What is being asked:
Set down the records once more, please, exactly and with the pictures left out.

[Data entries]
────────
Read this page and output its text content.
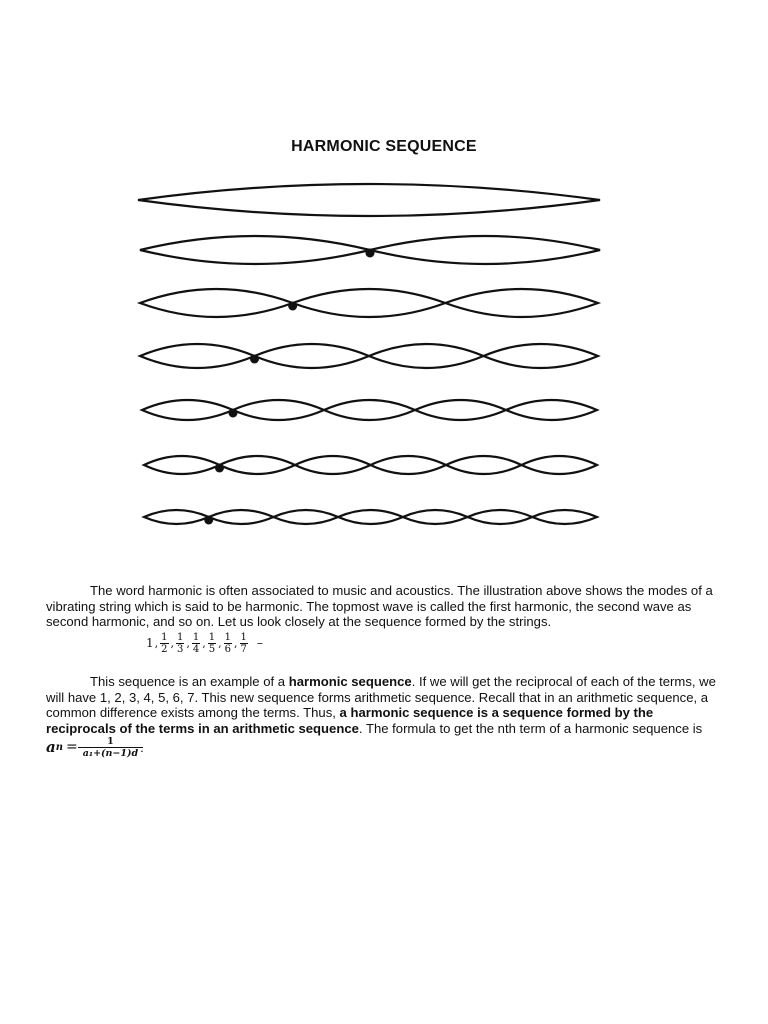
HARMONIC SEQUENCE
The word harmonic is often associated to music and acoustics. The illustration above shows the modes of a vibrating string which is said to be harmonic. The topmost wave is called the first harmonic, the second wave as second harmonic, and so on. Let us look closely at the sequence formed by the strings.
1 , $\frac{1}{2}$ , $\frac{1}{3}$ , $\frac{1}{4}$ , $\frac{1}{5}$ , $\frac{1}{6}$ , $\frac{1}{7}$ –
This sequence is an example of a harmonic sequence. If we will get the reciprocal of each of the terms, we will have 1, 2, 3, 4, 5, 6, 7. This new sequence forms arithmetic sequence. Recall that in an arithmetic sequence, a common difference exists among the terms. Thus, a harmonic sequence is a sequence formed by the reciprocals of the terms in an arithmetic sequence. The formula to get the nth term of a harmonic sequence is
a $n = \frac{1}{\text{a₁+(n−1)d}}$ .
────────
Result of this exercise:
Read this page and output its text content.
HARMONIC SEQUENCE
The word harmonic is often associated to music and acoustics. The illustration above shows the modes of a vibrating string which is said to be harmonic. The topmost wave is called the first harmonic, the second wave as second harmonic, and so on. Let us look closely at the sequence formed by the strings.
1 , $\frac{1}{2}$ , $\frac{1}{3}$ , $\frac{1}{4}$ , $\frac{1}{5}$ , $\frac{1}{6}$ , $\frac{1}{7}$ –
This sequence is an example of a harmonic sequence. If we will get the reciprocal of each of the terms, we will have 1, 2, 3, 4, 5, 6, 7. This new sequence forms arithmetic sequence. Recall that in an arithmetic sequence, a common difference exists among the terms. Thus, a harmonic sequence is a sequence formed by the reciprocals of the terms in an arithmetic sequence. The formula to get the nth term of a harmonic sequence is
a $n = \frac{1}{\text{a₁+(n−1)d}}$ .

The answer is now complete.